> **TASK INSTRUCTIONS**:
From the material below, list every line containing "wieder".
_ _ _
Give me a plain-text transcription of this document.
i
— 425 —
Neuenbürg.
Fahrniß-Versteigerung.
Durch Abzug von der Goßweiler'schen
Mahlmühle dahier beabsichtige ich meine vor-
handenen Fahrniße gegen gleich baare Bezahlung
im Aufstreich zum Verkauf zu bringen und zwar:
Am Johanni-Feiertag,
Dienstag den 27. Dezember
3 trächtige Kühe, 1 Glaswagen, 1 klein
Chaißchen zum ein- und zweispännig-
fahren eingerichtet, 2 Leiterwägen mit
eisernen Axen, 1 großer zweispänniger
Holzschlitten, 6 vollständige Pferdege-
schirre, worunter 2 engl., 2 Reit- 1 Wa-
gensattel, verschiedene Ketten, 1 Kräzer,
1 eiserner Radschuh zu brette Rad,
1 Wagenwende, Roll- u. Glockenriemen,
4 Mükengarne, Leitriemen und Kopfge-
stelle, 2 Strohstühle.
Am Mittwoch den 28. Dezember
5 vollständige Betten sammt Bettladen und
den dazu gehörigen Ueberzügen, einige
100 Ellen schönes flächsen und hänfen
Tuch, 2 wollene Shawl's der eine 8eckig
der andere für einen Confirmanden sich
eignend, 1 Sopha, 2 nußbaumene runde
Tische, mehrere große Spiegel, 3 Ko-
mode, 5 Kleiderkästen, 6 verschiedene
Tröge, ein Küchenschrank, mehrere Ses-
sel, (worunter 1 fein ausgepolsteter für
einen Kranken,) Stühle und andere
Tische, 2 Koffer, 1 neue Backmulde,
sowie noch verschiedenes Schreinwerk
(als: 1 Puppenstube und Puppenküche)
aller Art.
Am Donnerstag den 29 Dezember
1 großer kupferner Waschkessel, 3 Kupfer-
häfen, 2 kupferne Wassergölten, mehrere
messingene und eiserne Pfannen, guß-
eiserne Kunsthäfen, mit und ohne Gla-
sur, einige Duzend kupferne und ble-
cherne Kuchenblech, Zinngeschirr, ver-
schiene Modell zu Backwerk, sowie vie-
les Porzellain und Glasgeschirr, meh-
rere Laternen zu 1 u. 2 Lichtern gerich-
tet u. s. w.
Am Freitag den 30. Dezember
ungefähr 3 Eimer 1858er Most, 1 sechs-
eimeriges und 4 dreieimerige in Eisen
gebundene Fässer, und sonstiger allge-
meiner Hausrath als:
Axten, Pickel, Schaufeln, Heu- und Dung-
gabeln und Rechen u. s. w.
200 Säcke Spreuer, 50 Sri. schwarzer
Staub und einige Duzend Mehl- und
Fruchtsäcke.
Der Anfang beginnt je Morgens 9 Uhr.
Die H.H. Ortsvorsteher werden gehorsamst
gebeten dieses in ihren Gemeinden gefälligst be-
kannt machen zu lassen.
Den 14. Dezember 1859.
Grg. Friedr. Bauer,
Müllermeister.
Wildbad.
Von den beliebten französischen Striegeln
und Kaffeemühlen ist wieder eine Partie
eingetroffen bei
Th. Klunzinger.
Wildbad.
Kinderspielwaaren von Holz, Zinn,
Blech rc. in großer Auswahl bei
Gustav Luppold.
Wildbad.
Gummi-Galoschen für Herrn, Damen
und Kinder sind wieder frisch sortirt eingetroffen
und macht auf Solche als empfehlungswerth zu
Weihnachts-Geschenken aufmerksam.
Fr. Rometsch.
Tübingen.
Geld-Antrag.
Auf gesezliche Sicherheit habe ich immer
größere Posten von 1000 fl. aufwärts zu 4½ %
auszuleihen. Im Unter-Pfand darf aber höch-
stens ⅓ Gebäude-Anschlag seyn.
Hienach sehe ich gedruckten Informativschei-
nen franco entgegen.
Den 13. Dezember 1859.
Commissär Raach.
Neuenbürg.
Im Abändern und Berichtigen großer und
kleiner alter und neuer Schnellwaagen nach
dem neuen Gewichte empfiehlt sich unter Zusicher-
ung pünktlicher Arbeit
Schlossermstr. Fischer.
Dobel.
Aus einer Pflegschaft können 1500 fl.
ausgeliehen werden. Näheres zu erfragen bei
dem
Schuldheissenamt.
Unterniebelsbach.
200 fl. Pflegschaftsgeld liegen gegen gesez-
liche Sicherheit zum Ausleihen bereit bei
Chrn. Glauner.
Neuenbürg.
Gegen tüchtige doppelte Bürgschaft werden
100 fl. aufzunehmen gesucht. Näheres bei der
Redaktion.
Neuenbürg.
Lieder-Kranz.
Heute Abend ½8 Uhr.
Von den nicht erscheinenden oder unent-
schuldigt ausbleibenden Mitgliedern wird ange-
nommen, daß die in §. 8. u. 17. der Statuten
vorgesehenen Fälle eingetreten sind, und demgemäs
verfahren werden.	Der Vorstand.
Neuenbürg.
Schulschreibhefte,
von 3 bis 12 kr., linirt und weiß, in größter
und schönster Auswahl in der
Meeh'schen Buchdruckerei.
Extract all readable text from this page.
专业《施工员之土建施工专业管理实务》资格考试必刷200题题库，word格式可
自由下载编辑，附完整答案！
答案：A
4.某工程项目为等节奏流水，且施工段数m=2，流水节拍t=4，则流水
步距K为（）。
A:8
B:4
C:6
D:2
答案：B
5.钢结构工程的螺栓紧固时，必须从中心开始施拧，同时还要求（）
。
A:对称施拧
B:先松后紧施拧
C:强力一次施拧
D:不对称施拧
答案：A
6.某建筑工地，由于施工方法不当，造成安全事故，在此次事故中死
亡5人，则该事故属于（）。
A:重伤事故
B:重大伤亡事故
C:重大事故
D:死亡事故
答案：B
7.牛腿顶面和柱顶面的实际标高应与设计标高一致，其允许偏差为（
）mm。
_ _ _
> **ANSWER TO THE TASK**:
und Kaffeemühlen ist wieder eine Partie
und Kinder sind wieder frisch sortirt eingetroffen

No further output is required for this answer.